▶ _Do this_
Transcribe the records exactly from the line with "Parse this screenshot: output" to the end, both included.

▶ _Extracted records_

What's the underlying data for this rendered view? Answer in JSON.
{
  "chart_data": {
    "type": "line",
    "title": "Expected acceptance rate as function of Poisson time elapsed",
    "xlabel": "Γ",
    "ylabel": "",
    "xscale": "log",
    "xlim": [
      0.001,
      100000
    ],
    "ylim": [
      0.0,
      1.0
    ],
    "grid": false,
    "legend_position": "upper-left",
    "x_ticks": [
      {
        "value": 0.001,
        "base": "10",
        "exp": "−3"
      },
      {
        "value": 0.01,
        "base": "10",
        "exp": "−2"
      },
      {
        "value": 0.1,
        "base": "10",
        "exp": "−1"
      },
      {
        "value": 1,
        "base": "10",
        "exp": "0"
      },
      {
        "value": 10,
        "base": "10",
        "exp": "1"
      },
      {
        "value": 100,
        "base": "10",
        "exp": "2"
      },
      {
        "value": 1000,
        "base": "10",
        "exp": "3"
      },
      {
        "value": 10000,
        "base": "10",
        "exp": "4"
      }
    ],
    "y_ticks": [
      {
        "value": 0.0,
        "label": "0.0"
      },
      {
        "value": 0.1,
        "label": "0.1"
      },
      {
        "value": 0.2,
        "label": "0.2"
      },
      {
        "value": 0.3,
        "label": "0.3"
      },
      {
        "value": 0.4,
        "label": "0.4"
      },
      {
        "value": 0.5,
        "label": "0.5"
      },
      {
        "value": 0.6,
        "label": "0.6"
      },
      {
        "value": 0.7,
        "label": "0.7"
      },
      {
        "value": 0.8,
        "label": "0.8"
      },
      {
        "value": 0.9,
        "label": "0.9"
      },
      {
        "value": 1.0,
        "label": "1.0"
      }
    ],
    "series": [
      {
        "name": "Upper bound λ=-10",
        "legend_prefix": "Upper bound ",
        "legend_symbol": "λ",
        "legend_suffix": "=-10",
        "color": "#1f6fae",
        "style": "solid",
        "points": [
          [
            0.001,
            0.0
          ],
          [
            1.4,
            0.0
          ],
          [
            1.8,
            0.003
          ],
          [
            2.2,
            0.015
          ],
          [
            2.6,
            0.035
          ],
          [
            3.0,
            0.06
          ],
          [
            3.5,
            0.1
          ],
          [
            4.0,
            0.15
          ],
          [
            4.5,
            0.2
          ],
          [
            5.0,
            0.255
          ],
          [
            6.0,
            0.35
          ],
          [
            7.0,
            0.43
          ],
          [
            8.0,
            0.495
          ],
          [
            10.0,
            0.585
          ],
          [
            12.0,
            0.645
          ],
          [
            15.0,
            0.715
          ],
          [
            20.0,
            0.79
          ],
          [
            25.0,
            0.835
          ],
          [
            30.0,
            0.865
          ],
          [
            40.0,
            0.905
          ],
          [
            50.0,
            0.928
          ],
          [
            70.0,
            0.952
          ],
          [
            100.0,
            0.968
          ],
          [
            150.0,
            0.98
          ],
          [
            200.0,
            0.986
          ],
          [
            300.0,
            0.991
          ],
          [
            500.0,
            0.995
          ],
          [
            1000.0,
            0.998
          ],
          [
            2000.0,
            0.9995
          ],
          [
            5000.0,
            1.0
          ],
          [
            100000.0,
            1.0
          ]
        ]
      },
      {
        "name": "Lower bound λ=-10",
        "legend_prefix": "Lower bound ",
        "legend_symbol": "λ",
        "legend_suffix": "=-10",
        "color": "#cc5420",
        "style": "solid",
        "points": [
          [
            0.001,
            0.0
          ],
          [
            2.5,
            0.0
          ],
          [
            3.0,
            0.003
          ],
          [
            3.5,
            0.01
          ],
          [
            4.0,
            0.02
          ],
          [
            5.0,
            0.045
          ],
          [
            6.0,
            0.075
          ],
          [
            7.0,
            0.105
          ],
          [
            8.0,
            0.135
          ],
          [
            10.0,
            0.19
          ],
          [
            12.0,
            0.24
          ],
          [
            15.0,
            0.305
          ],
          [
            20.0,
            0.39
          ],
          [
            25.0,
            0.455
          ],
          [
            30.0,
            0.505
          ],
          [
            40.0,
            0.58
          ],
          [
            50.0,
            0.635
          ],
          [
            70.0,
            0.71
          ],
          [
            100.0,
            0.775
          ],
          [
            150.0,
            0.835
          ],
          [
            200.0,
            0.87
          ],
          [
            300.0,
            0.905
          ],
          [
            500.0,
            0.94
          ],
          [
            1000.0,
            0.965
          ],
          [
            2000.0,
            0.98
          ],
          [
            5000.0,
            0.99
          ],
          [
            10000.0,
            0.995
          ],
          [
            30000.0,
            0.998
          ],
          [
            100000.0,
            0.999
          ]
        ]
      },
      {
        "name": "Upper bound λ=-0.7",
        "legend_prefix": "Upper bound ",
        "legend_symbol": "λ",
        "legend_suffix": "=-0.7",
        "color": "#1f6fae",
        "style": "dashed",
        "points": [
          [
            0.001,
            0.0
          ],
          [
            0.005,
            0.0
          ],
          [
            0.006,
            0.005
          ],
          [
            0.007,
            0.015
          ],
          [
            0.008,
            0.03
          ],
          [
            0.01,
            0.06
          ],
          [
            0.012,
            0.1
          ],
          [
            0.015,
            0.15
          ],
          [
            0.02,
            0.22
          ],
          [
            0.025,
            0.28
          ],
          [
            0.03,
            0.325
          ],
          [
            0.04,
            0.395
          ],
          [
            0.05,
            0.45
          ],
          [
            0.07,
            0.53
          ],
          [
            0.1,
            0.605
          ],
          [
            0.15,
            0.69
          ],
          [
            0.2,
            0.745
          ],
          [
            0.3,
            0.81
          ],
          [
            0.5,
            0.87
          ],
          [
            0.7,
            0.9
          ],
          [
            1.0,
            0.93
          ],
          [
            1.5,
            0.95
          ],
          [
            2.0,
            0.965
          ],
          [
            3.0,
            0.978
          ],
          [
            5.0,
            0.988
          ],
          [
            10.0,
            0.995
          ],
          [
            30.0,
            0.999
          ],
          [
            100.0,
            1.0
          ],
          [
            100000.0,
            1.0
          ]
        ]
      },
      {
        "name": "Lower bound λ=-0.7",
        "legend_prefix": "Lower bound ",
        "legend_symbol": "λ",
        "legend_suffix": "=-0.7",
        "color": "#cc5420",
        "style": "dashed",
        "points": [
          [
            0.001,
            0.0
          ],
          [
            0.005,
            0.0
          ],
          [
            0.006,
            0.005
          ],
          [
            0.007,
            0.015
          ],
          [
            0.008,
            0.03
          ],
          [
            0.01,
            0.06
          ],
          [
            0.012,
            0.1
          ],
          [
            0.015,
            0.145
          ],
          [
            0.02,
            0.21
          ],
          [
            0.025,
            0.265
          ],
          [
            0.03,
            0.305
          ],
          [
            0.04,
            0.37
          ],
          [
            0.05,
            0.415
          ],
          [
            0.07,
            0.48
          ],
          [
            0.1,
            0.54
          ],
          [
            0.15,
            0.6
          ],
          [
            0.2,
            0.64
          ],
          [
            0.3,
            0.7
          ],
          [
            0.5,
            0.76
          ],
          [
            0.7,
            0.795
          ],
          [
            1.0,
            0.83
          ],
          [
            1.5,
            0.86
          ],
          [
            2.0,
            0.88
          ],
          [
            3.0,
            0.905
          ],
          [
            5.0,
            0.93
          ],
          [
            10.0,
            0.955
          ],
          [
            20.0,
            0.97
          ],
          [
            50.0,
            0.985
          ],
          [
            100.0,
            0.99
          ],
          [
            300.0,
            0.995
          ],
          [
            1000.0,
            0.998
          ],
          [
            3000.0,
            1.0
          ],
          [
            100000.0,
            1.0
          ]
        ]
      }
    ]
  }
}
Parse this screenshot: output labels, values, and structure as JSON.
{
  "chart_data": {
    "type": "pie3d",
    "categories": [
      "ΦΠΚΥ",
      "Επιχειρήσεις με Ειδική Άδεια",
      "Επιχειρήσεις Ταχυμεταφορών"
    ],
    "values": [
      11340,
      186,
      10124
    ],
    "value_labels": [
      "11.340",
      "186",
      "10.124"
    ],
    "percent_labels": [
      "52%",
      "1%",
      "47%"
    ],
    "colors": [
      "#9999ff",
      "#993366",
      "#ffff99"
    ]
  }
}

▶ _Output below_
Parse this screenshot: output labels, values, and structure as JSON.
{
  "chart_data": {
    "type": "pie3d",
    "categories": [
      "ΦΠΚΥ",
      "Επιχειρήσεις με Ειδική Άδεια",
      "Επιχειρήσεις Ταχυμεταφορών"
    ],
    "values": [
      11340,
      186,
      10124
    ],
    "value_labels": [
      "11.340",
      "186",
      "10.124"
    ],
    "percent_labels": [
      "52%",
      "1%",
      "47%"
    ],
    "colors": [
      "#9999ff",
      "#993366",
      "#ffff99"
    ]
  }
}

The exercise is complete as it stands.